## Directive
All of the material below is to be retyped exactly.

## Structured figure records
════════════════

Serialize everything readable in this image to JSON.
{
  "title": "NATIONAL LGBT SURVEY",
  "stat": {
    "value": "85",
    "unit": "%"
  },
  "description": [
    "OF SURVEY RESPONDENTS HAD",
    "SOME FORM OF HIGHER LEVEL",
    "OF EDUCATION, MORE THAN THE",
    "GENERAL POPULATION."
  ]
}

════════════════

## Final result
Serialize everything readable in this image to JSON.
{
  "title": "NATIONAL LGBT SURVEY",
  "stat": {
    "value": "85",
    "unit": "%"
  },
  "description": [
    "OF SURVEY RESPONDENTS HAD",
    "SOME FORM OF HIGHER LEVEL",
    "OF EDUCATION, MORE THAN THE",
    "GENERAL POPULATION."
  ]
}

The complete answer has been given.